====== DATA SHOWN ======

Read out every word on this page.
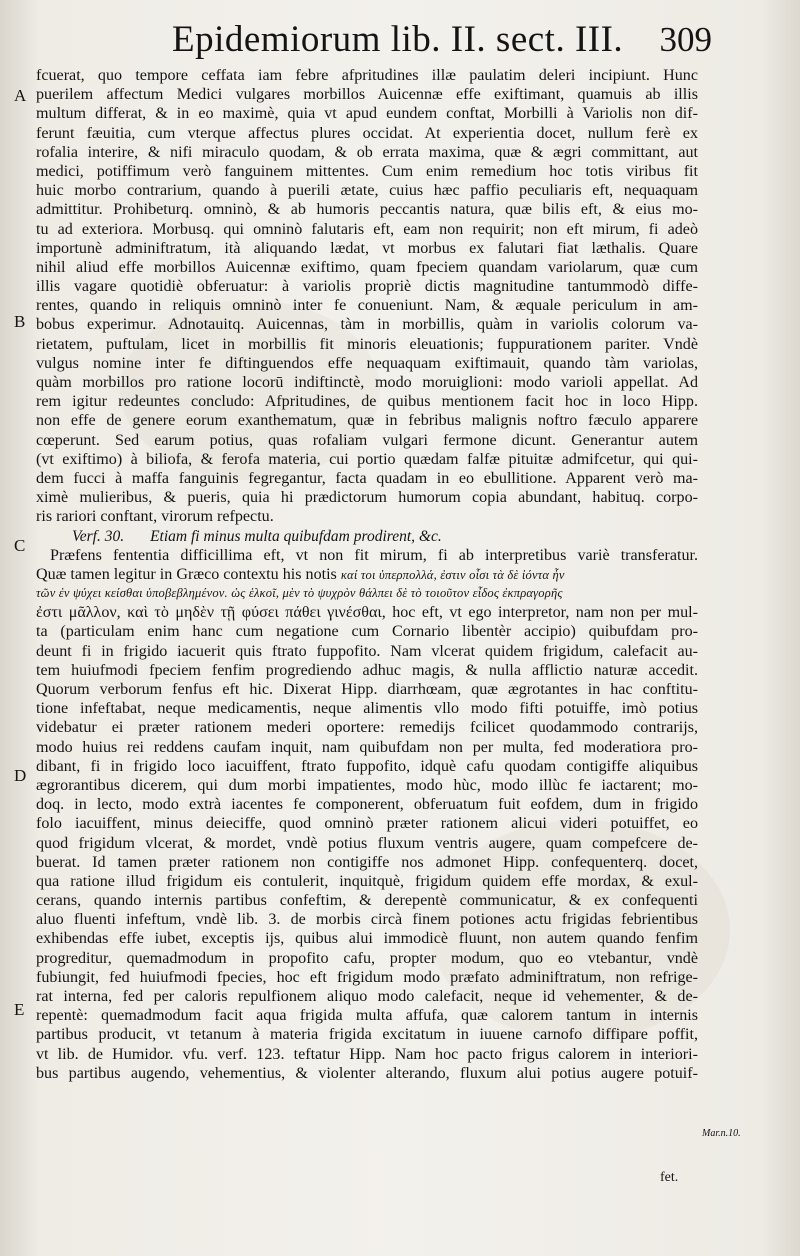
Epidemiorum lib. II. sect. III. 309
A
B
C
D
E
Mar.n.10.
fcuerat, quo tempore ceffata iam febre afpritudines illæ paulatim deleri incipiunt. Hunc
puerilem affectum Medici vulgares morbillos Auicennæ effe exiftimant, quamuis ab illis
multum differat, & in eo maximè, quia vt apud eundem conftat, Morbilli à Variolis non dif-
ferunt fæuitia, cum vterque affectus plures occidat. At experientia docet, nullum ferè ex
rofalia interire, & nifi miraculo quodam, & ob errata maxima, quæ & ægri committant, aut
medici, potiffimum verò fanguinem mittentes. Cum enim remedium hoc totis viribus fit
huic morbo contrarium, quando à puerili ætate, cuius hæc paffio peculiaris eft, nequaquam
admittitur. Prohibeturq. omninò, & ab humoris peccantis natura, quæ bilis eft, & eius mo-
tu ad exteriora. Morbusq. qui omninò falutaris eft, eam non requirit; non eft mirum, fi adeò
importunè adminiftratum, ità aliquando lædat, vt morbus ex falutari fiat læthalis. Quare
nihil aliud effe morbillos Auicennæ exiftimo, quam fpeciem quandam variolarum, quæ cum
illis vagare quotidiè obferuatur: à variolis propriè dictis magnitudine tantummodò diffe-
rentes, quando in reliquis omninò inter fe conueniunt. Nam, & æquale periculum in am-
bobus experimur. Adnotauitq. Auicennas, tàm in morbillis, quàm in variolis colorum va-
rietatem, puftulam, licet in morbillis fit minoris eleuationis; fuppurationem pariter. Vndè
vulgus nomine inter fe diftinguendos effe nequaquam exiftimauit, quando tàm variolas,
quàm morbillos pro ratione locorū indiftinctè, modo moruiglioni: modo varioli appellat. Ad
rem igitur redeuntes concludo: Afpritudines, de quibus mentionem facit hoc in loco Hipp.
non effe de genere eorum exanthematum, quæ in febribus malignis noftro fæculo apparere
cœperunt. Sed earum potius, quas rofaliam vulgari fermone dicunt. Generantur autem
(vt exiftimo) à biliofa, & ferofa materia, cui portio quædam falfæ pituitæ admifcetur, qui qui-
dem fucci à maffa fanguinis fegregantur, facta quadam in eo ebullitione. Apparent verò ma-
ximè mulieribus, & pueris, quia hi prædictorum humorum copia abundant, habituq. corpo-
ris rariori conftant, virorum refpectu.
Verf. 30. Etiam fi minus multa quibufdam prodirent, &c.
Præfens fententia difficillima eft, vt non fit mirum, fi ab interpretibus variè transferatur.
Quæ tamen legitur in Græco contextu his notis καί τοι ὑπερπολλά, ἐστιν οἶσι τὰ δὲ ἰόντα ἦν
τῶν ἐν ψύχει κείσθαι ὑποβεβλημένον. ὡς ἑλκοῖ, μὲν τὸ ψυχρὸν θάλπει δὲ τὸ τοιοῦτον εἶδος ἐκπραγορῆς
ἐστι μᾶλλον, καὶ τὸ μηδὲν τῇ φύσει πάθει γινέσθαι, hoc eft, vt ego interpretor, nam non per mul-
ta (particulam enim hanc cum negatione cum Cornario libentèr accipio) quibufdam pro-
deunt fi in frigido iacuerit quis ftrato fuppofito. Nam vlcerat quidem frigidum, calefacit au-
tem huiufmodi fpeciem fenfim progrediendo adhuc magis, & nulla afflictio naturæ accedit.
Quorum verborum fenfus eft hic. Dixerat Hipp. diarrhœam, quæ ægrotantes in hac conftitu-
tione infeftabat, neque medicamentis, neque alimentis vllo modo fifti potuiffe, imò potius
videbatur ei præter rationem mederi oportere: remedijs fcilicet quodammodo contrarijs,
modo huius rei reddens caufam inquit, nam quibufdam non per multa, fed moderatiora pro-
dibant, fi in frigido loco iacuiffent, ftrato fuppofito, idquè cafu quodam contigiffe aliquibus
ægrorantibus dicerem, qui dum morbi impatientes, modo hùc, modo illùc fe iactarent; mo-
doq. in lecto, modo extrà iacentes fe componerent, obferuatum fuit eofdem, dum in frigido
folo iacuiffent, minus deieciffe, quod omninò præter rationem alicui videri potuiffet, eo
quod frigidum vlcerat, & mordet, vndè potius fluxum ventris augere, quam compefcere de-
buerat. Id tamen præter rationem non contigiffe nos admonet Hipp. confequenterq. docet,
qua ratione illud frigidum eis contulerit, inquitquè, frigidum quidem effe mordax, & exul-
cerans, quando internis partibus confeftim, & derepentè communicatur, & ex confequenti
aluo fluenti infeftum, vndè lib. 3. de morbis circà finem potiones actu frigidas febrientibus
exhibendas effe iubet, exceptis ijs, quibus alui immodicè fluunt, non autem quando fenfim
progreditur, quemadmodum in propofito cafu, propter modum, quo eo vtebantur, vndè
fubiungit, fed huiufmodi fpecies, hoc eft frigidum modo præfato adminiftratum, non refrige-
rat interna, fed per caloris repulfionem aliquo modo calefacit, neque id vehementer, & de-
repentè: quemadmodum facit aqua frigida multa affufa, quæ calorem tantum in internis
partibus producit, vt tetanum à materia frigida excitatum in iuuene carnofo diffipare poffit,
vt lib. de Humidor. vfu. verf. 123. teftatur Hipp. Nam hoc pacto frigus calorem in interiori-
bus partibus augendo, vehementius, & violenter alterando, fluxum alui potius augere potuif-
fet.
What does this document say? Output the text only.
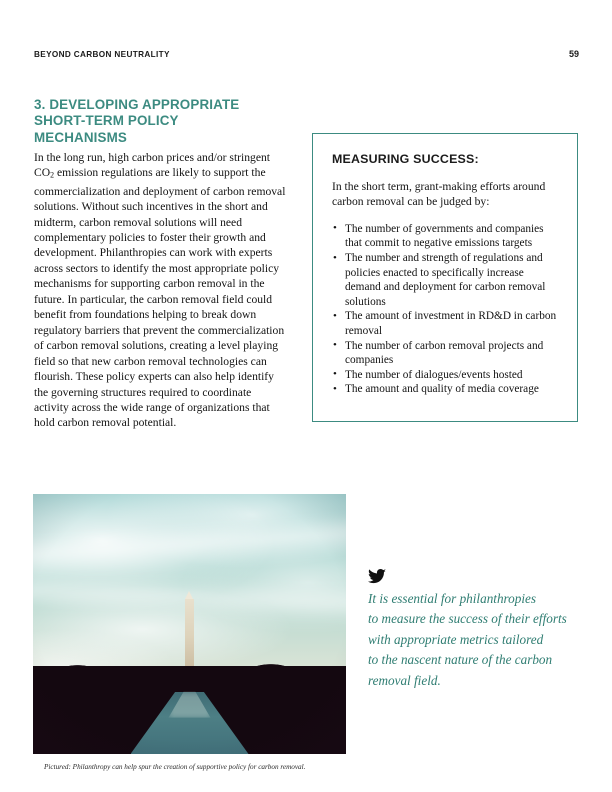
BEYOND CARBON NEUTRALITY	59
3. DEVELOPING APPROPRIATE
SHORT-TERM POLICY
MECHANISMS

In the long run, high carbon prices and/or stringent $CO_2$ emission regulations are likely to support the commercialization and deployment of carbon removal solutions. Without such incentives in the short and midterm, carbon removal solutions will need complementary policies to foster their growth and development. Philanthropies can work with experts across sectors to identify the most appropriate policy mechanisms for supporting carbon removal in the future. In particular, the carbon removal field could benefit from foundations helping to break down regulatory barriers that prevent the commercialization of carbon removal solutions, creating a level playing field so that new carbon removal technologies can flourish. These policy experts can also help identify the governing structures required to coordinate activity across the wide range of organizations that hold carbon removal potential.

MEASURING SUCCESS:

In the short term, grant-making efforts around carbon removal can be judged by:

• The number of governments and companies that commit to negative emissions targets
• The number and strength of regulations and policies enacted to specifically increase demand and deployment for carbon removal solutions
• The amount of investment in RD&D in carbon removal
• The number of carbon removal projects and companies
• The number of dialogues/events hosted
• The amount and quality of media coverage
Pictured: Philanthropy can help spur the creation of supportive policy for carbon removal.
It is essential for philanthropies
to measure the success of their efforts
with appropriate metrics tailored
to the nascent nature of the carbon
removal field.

======
====== DATA SHOWN ======

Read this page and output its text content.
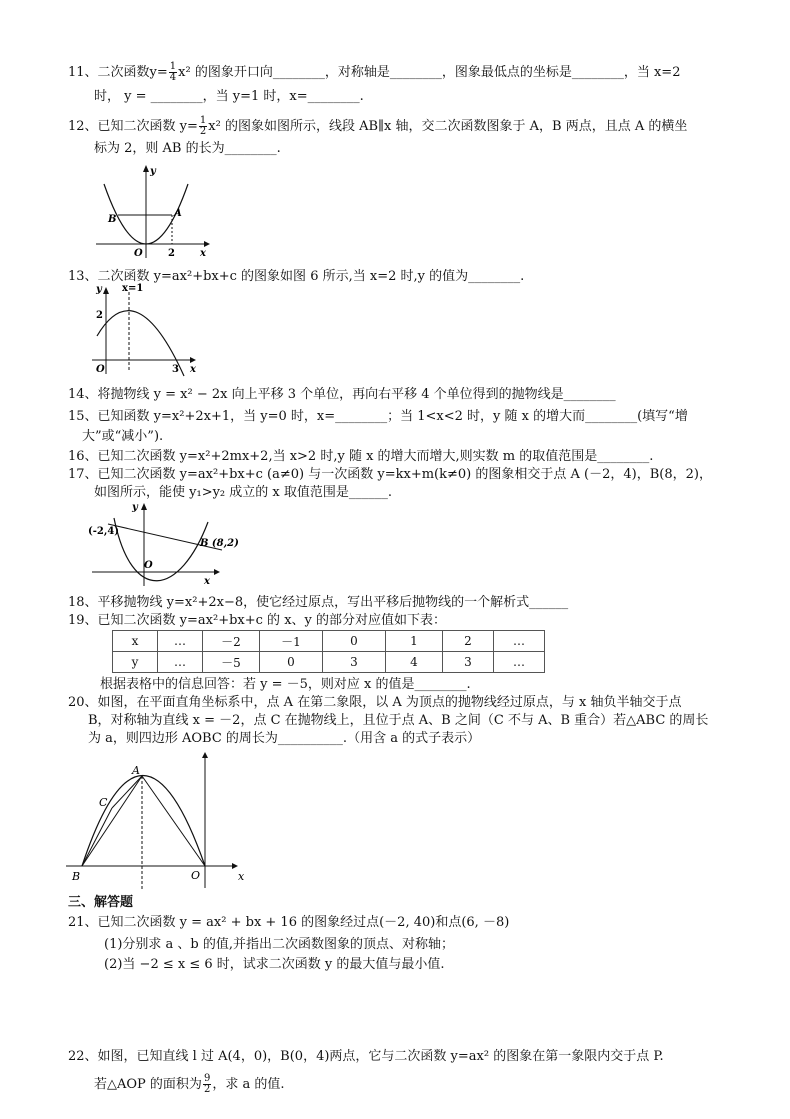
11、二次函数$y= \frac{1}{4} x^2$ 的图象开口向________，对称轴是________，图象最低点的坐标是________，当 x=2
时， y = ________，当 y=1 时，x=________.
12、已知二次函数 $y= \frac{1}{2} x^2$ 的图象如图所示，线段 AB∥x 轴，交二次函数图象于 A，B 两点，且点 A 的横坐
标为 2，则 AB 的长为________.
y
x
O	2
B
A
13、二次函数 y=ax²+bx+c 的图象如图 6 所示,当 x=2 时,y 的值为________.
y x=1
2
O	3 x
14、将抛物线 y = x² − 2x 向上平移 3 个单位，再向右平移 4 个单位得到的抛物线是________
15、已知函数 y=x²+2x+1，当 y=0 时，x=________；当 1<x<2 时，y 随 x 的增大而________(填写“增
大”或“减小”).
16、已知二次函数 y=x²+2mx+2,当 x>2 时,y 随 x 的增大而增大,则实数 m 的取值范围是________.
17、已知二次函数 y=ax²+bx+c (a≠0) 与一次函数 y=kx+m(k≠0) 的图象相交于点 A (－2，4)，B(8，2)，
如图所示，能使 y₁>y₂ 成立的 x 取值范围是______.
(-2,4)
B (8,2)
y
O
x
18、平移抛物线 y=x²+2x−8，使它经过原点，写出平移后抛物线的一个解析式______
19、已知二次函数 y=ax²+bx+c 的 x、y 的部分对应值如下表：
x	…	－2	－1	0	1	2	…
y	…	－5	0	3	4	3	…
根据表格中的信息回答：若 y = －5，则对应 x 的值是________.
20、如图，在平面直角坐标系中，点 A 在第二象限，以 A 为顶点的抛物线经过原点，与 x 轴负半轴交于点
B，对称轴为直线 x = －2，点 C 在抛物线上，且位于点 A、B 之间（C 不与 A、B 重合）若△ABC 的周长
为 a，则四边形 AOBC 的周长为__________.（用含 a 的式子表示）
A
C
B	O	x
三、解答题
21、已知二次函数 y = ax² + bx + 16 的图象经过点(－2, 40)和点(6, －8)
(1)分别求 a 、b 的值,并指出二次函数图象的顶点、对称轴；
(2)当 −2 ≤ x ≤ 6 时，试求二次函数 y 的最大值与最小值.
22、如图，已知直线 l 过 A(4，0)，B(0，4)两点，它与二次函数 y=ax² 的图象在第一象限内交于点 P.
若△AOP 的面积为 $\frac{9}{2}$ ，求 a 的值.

======

TASK BRIEF:
Copy out each line of the entries that holds "vlcerat".

ANSWER TO THE TASK:
deunt fi in frigido iacuerit quis ftrato fuppofito. Nam vlcerat quidem frigidum, calefacit au-
quod frigidum vlcerat, & mordet, vndè potius fluxum ventris augere, quam compefcere de-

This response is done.